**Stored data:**
____

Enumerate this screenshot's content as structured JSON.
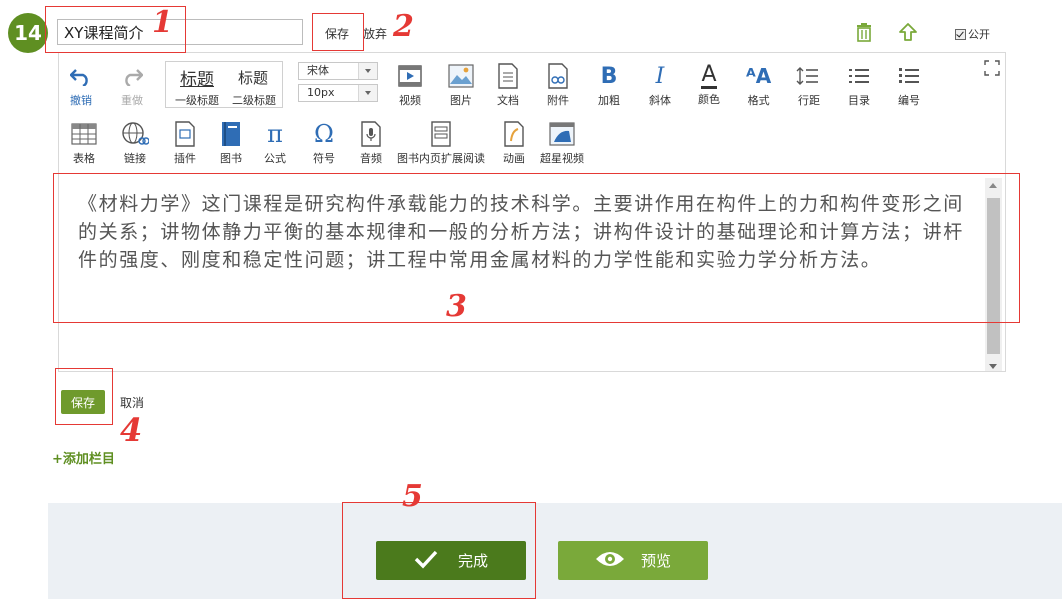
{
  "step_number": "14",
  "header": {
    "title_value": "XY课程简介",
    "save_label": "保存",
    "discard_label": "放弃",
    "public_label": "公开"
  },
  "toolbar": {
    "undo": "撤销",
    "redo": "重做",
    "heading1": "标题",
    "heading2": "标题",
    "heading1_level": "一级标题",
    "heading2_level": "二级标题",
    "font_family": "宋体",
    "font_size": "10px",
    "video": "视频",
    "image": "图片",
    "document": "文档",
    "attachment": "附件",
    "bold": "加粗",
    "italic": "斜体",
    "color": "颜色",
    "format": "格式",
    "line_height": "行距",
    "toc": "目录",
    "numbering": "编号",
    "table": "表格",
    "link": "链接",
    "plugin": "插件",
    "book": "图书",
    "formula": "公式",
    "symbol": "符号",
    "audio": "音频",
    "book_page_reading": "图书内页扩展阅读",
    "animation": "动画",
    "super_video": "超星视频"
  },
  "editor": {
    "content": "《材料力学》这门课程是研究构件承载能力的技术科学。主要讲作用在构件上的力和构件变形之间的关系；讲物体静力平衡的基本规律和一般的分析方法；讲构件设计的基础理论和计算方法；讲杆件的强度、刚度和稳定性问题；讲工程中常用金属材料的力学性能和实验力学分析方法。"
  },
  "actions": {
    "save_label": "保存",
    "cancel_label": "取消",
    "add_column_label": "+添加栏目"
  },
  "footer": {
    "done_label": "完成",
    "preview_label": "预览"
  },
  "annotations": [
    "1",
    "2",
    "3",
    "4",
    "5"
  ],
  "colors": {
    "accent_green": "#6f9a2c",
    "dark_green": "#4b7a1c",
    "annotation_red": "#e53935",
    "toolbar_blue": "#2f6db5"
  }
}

____

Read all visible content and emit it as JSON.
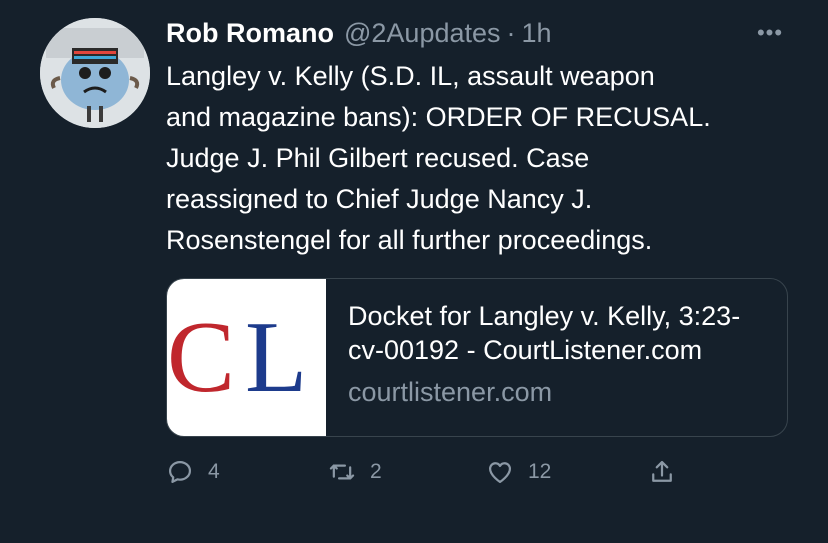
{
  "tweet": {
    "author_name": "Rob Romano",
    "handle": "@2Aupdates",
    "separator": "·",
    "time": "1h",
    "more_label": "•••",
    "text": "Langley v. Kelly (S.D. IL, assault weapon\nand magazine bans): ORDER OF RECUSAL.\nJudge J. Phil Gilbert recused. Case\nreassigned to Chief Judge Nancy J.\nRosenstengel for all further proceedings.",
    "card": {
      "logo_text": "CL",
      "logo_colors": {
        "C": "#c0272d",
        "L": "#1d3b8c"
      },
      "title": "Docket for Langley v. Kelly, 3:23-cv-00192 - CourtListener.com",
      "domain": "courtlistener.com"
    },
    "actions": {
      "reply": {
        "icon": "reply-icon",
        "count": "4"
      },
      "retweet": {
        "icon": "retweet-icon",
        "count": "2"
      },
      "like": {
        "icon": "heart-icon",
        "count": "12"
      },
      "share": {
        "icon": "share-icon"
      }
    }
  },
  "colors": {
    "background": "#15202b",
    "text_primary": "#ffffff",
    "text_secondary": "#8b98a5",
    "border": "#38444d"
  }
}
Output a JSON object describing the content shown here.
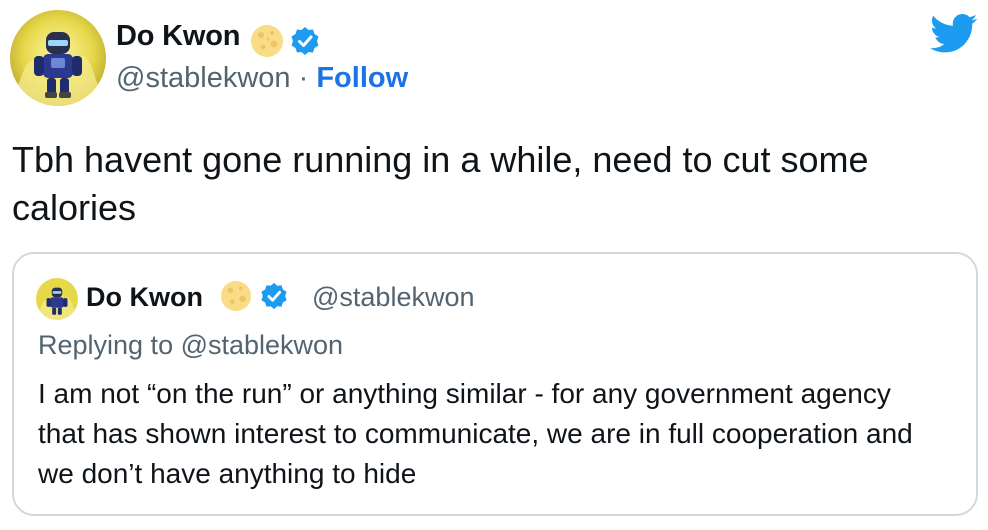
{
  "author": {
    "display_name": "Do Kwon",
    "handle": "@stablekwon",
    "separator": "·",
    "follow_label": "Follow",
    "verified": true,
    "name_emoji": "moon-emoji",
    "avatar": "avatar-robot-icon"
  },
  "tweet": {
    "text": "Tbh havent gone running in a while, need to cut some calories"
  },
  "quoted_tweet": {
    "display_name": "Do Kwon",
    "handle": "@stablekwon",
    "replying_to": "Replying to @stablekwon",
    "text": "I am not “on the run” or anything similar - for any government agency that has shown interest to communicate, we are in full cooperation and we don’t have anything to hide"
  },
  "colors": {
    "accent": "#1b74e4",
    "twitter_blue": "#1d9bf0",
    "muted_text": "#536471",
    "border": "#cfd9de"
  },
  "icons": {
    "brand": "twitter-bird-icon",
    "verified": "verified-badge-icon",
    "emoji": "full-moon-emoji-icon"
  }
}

____

**What the task requires:** List each line of the records that holds the string "shown".

**Answer:**
Output a JSON object describing the content shown here.
    "text": "I am not “on the run” or anything similar - for any government agency that has shown interest to communicate, we are in full cooperation and we don’t have anything to hide"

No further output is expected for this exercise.